What is being asked: Print the data that follows exactly.

Data entries for graphics
>>>>>

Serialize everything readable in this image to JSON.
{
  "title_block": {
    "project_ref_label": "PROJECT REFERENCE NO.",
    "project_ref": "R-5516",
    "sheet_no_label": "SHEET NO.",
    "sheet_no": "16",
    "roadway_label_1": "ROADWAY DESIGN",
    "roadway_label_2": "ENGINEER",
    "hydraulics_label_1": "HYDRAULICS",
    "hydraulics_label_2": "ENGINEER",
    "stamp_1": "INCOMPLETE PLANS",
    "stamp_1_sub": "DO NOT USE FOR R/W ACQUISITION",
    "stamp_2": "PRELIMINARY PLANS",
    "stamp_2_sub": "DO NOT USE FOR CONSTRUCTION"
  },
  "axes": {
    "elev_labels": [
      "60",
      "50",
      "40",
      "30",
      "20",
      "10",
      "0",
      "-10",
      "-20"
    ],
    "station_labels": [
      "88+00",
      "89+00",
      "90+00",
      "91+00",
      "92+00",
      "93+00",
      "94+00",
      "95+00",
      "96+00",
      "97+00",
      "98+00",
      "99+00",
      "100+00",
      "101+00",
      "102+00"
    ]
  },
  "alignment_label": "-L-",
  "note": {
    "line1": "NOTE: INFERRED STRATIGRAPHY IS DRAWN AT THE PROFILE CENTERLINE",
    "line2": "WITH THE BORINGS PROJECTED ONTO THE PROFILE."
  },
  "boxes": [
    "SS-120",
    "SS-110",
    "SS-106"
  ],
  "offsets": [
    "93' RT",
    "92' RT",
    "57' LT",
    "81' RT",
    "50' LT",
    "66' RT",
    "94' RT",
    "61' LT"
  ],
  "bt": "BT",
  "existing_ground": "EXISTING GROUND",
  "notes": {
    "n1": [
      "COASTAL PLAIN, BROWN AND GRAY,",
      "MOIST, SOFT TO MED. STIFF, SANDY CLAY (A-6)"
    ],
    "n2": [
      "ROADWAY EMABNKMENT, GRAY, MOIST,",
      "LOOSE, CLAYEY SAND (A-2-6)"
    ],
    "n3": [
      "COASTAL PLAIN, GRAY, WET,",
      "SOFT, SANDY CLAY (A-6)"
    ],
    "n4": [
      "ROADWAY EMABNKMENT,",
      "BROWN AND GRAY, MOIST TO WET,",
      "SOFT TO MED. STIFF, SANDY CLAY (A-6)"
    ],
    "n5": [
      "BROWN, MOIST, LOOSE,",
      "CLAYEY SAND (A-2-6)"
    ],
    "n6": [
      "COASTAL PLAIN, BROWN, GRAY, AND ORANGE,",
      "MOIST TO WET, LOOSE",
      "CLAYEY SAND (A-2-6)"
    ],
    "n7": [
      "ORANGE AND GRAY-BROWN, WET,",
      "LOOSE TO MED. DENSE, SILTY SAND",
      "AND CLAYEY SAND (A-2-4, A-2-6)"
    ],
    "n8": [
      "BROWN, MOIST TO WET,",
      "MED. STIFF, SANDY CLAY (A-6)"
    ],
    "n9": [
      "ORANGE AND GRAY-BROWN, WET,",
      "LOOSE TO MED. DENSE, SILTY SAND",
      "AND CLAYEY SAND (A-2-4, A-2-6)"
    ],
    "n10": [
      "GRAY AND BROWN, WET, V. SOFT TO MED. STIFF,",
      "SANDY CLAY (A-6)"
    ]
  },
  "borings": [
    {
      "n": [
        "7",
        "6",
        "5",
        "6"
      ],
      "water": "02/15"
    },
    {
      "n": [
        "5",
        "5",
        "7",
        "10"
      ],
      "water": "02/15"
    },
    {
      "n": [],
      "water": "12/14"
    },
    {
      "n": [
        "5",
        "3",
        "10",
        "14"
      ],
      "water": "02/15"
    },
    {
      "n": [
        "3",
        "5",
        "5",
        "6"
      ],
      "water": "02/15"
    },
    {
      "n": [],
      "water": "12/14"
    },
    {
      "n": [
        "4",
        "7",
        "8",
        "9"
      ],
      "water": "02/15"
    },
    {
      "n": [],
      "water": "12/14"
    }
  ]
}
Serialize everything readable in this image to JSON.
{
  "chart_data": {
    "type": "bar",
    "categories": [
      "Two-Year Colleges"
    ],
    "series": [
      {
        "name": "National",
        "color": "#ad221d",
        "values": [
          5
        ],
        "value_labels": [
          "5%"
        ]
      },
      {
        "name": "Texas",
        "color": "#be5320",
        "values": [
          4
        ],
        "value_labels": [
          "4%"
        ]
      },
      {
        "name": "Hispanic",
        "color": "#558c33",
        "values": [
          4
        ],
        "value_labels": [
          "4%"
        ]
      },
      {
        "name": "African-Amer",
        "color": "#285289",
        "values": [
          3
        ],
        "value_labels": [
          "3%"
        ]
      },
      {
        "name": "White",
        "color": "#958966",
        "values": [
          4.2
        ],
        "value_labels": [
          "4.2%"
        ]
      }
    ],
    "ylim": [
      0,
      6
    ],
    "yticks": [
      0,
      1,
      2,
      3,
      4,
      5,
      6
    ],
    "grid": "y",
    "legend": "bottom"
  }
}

<<<<<

Output for this exercise:
Serialize everything readable in this image to JSON.
{
  "title_block": {
    "project_ref_label": "PROJECT REFERENCE NO.",
    "project_ref": "R-5516",
    "sheet_no_label": "SHEET NO.",
    "sheet_no": "16",
    "roadway_label_1": "ROADWAY DESIGN",
    "roadway_label_2": "ENGINEER",
    "hydraulics_label_1": "HYDRAULICS",
    "hydraulics_label_2": "ENGINEER",
    "stamp_1": "INCOMPLETE PLANS",
    "stamp_1_sub": "DO NOT USE FOR R/W ACQUISITION",
    "stamp_2": "PRELIMINARY PLANS",
    "stamp_2_sub": "DO NOT USE FOR CONSTRUCTION"
  },
  "axes": {
    "elev_labels": [
      "60",
      "50",
      "40",
      "30",
      "20",
      "10",
      "0",
      "-10",
      "-20"
    ],
    "station_labels": [
      "88+00",
      "89+00",
      "90+00",
      "91+00",
      "92+00",
      "93+00",
      "94+00",
      "95+00",
      "96+00",
      "97+00",
      "98+00",
      "99+00",
      "100+00",
      "101+00",
      "102+00"
    ]
  },
  "alignment_label": "-L-",
  "note": {
    "line1": "NOTE: INFERRED STRATIGRAPHY IS DRAWN AT THE PROFILE CENTERLINE",
    "line2": "WITH THE BORINGS PROJECTED ONTO THE PROFILE."
  },
  "boxes": [
    "SS-120",
    "SS-110",
    "SS-106"
  ],
  "offsets": [
    "93' RT",
    "92' RT",
    "57' LT",
    "81' RT",
    "50' LT",
    "66' RT",
    "94' RT",
    "61' LT"
  ],
  "bt": "BT",
  "existing_ground": "EXISTING GROUND",
  "notes": {
    "n1": [
      "COASTAL PLAIN, BROWN AND GRAY,",
      "MOIST, SOFT TO MED. STIFF, SANDY CLAY (A-6)"
    ],
    "n2": [
      "ROADWAY EMABNKMENT, GRAY, MOIST,",
      "LOOSE, CLAYEY SAND (A-2-6)"
    ],
    "n3": [
      "COASTAL PLAIN, GRAY, WET,",
      "SOFT, SANDY CLAY (A-6)"
    ],
    "n4": [
      "ROADWAY EMABNKMENT,",
      "BROWN AND GRAY, MOIST TO WET,",
      "SOFT TO MED. STIFF, SANDY CLAY (A-6)"
    ],
    "n5": [
      "BROWN, MOIST, LOOSE,",
      "CLAYEY SAND (A-2-6)"
    ],
    "n6": [
      "COASTAL PLAIN, BROWN, GRAY, AND ORANGE,",
      "MOIST TO WET, LOOSE",
      "CLAYEY SAND (A-2-6)"
    ],
    "n7": [
      "ORANGE AND GRAY-BROWN, WET,",
      "LOOSE TO MED. DENSE, SILTY SAND",
      "AND CLAYEY SAND (A-2-4, A-2-6)"
    ],
    "n8": [
      "BROWN, MOIST TO WET,",
      "MED. STIFF, SANDY CLAY (A-6)"
    ],
    "n9": [
      "ORANGE AND GRAY-BROWN, WET,",
      "LOOSE TO MED. DENSE, SILTY SAND",
      "AND CLAYEY SAND (A-2-4, A-2-6)"
    ],
    "n10": [
      "GRAY AND BROWN, WET, V. SOFT TO MED. STIFF,",
      "SANDY CLAY (A-6)"
    ]
  },
  "borings": [
    {
      "n": [
        "7",
        "6",
        "5",
        "6"
      ],
      "water": "02/15"
    },
    {
      "n": [
        "5",
        "5",
        "7",
        "10"
      ],
      "water": "02/15"
    },
    {
      "n": [],
      "water": "12/14"
    },
    {
      "n": [
        "5",
        "3",
        "10",
        "14"
      ],
      "water": "02/15"
    },
    {
      "n": [
        "3",
        "5",
        "5",
        "6"
      ],
      "water": "02/15"
    },
    {
      "n": [],
      "water": "12/14"
    },
    {
      "n": [
        "4",
        "7",
        "8",
        "9"
      ],
      "water": "02/15"
    },
    {
      "n": [],
      "water": "12/14"
    }
  ]
}
Serialize everything readable in this image to JSON.
{
  "chart_data": {
    "type": "bar",
    "categories": [
      "Two-Year Colleges"
    ],
    "series": [
      {
        "name": "National",
        "color": "#ad221d",
        "values": [
          5
        ],
        "value_labels": [
          "5%"
        ]
      },
      {
        "name": "Texas",
        "color": "#be5320",
        "values": [
          4
        ],
        "value_labels": [
          "4%"
        ]
      },
      {
        "name": "Hispanic",
        "color": "#558c33",
        "values": [
          4
        ],
        "value_labels": [
          "4%"
        ]
      },
      {
        "name": "African-Amer",
        "color": "#285289",
        "values": [
          3
        ],
        "value_labels": [
          "3%"
        ]
      },
      {
        "name": "White",
        "color": "#958966",
        "values": [
          4.2
        ],
        "value_labels": [
          "4.2%"
        ]
      }
    ],
    "ylim": [
      0,
      6
    ],
    "yticks": [
      0,
      1,
      2,
      3,
      4,
      5,
      6
    ],
    "grid": "y",
    "legend": "bottom"
  }
}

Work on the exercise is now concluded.